Resume the passage about modern Germany's responsibility for the Holocaust, continuing from its last sentence.

Document excerpt:

◇ ◇ ◇

If you would want to say that the modern German state (and, through it, German taxpayers) should be responsible for the Holocaust in the form of damage paments and keeping up the memory, there would be no debate. If you say that "the Germans" committed the Holocaust, and connect that to something concerning the group of people alive today who are also described by "the Germans", that's not only silly, but ignores the entire post-war history of Germany. E.g., when you say:
The European delusion that one can draw a line somewhere in the 1950s and pretend that King Leopold and Herman Goering and Lord Lucan did not exist or that we do not in many senses live in the world that they made is not really morally supportable.
...that's as crude a mis-characterisation of European, but at the very least West German reality as it gets. We live on a continent very much aware of the past insanities, building structures and institutions and cultural mores meant to prevent a return to that. If you think a more inclusive modern Germany is an irony, you are denying history yourself.

◇ ◇ ◇

Data section:
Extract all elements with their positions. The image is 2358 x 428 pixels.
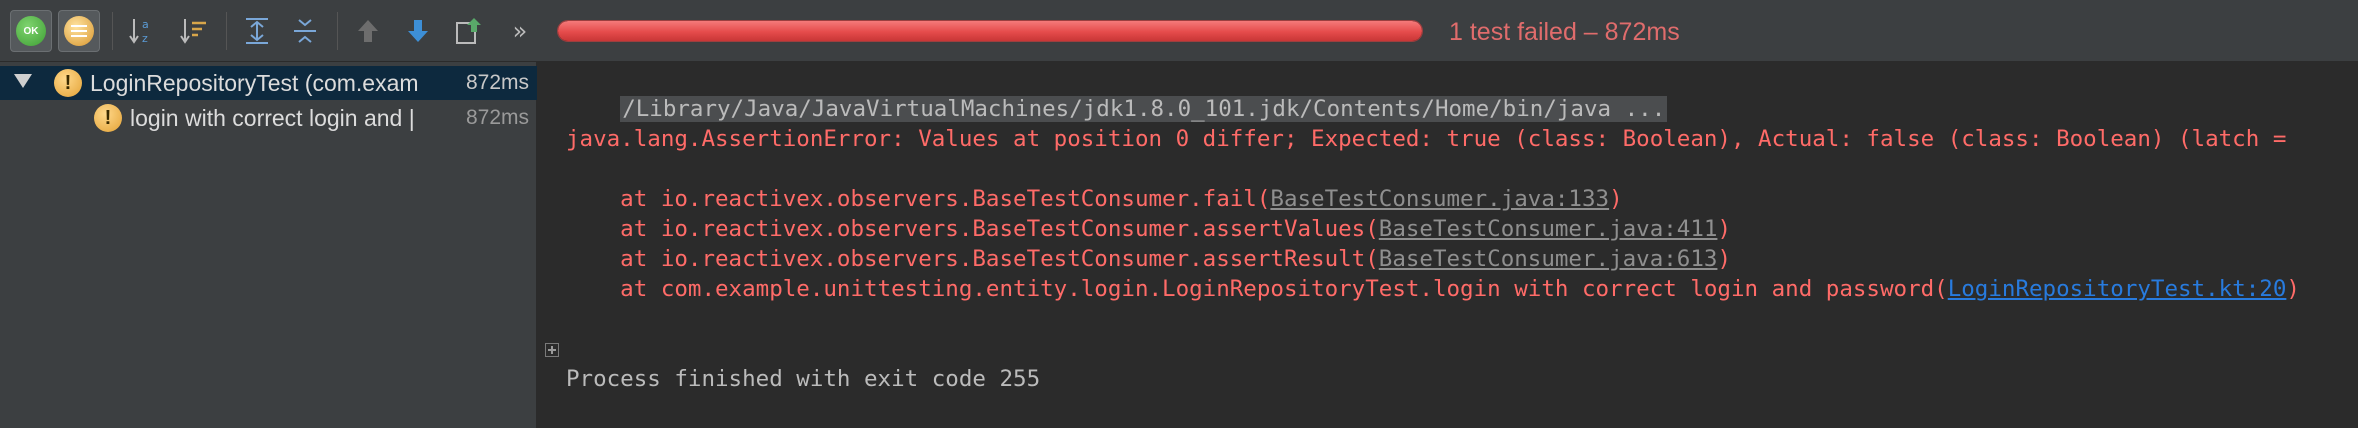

◇ ◇ ◇

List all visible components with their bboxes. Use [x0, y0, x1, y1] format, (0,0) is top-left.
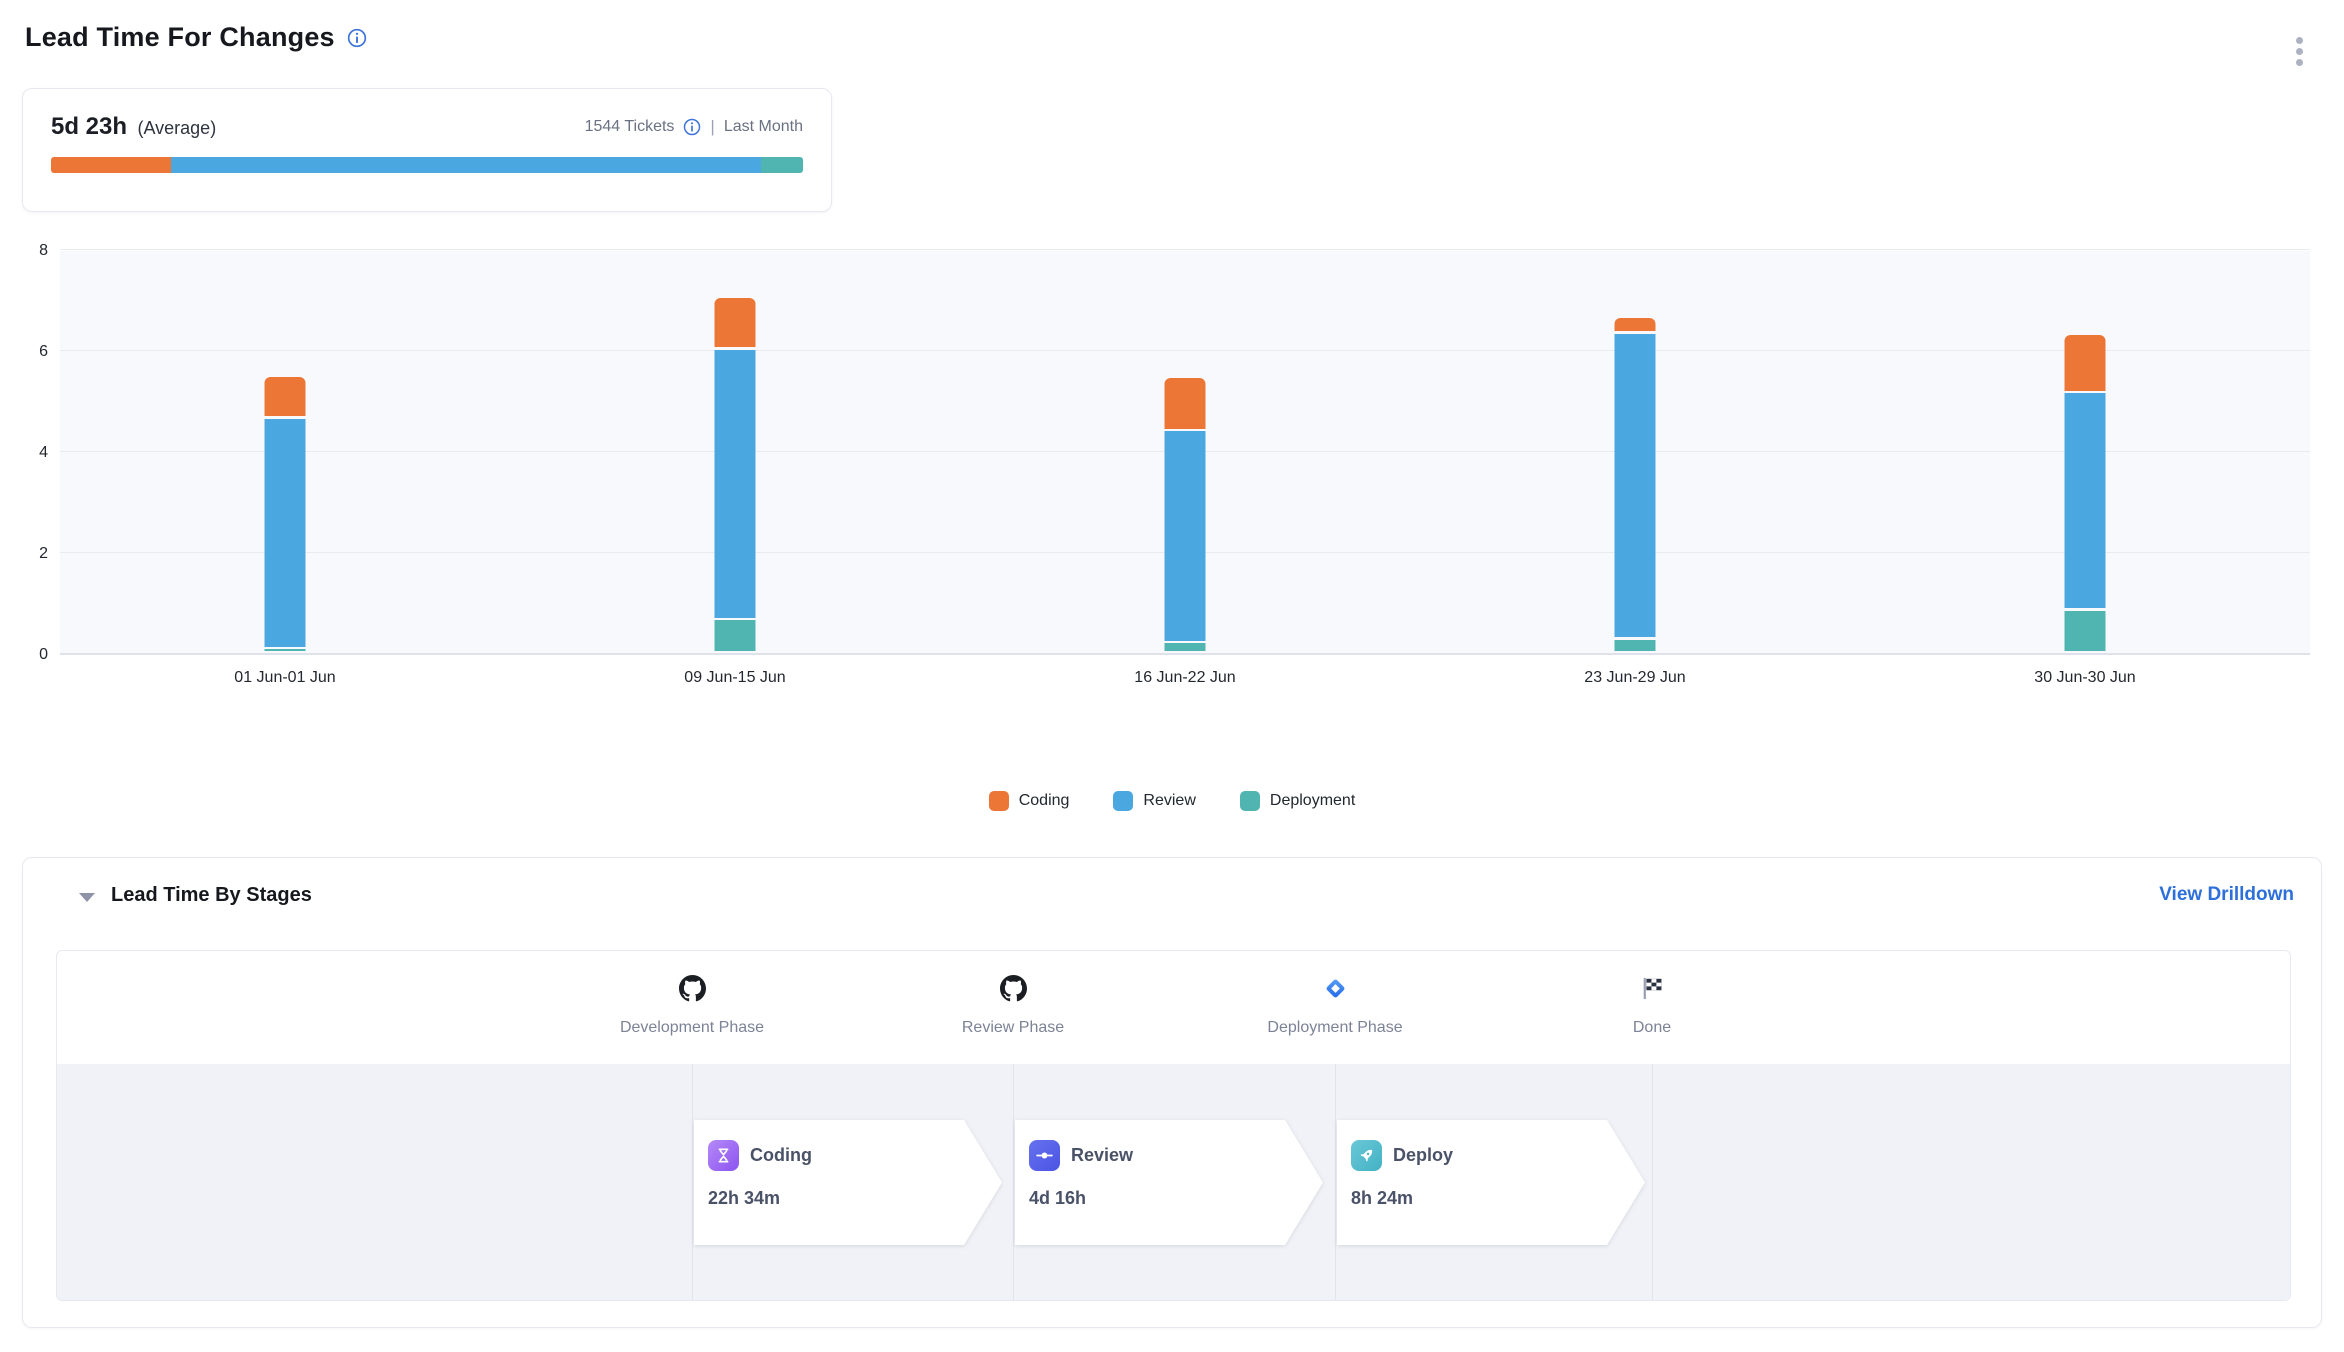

◇ ◇ ◇

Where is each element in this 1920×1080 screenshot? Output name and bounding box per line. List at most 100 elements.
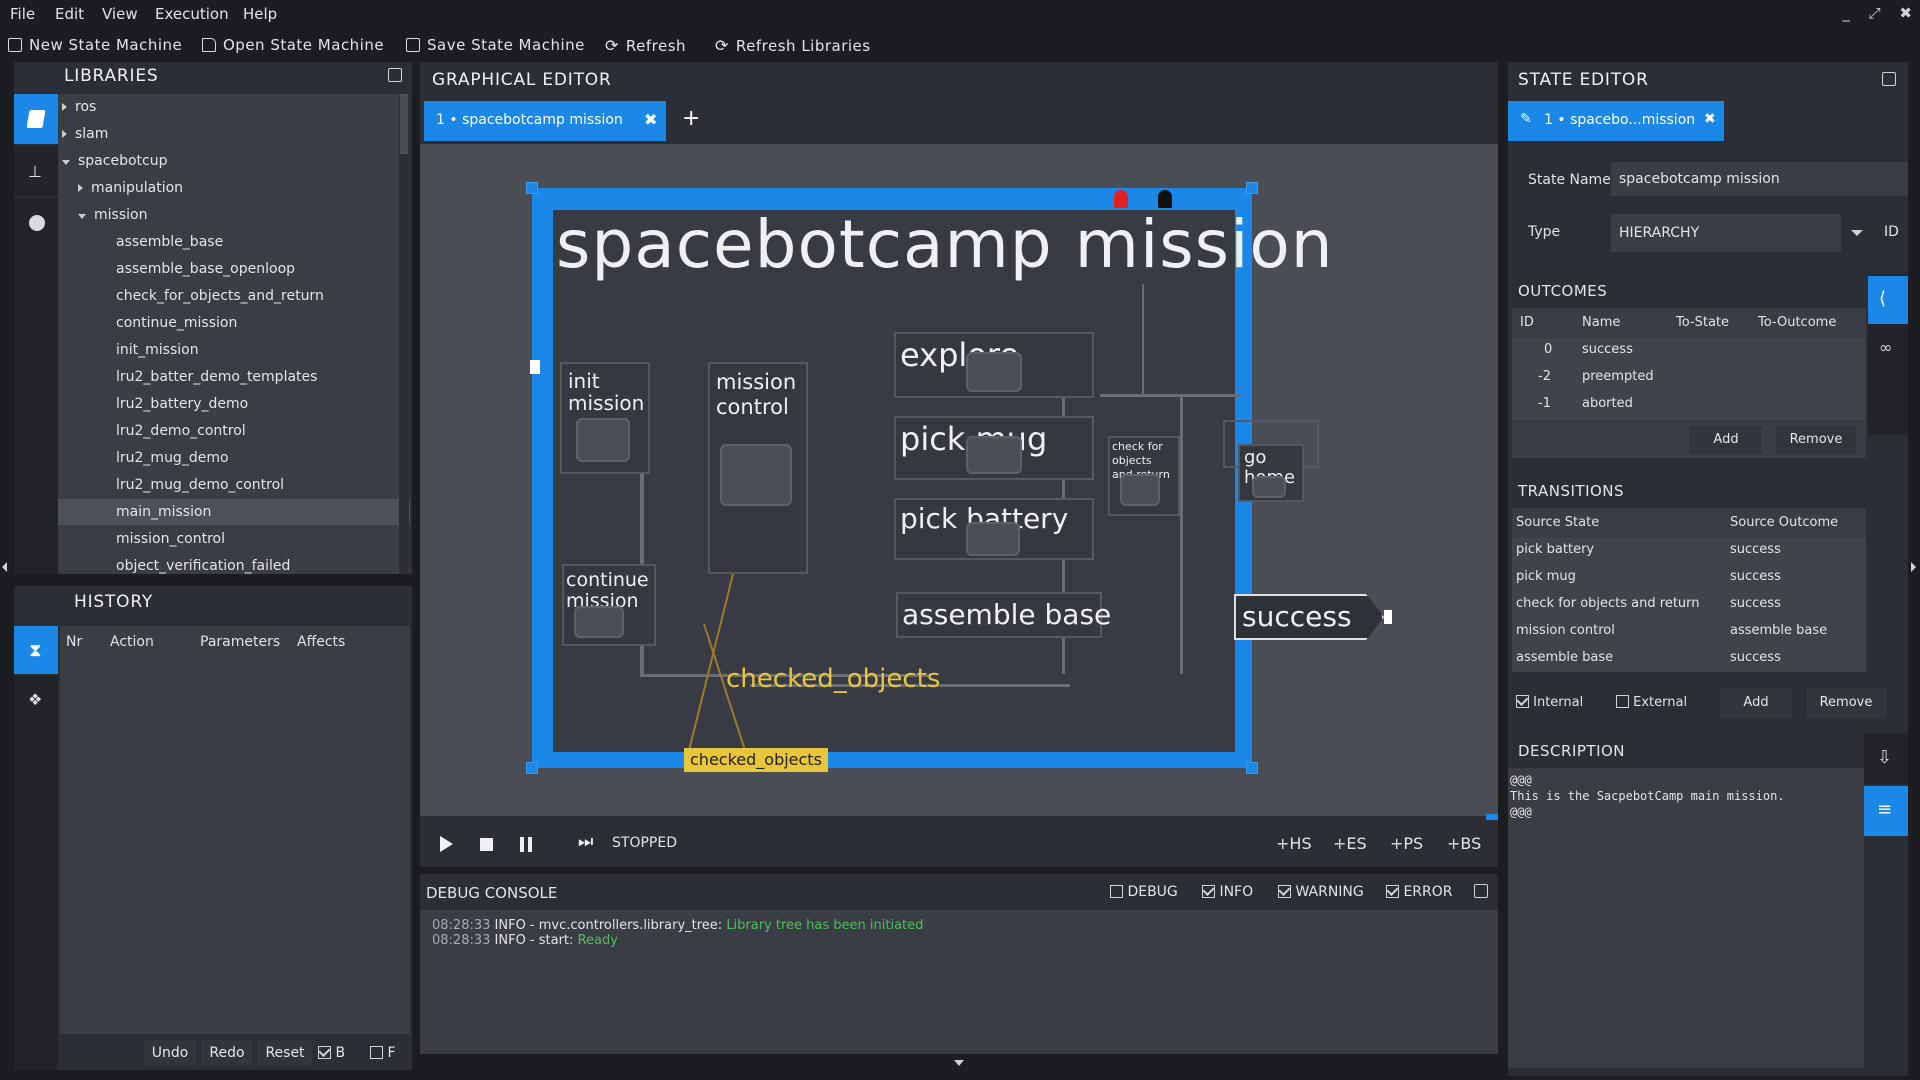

◇ ◇ ◇

Answer:
I also wonder about the "middle-eastern-descended". The anti-semitism of the Nazis wasn't based on the geographic region in which (most) ancestors of modern Jews lived 1900 years earlier, and wasn't constrained to the domestic minority. It was a racism combined with grand conspiracy theories, with an ambirion to kill everyone in its reach. To boot, if we talk history, Turkey used to be an ally of Germany (of the Second Reich in WWI). Thus that connection to today's ethnic Turks in Germany seems rather forced.
I also failed to properly decode "bittereh gelehter". *Lunatic*, n. One whose delusions are out of fashion.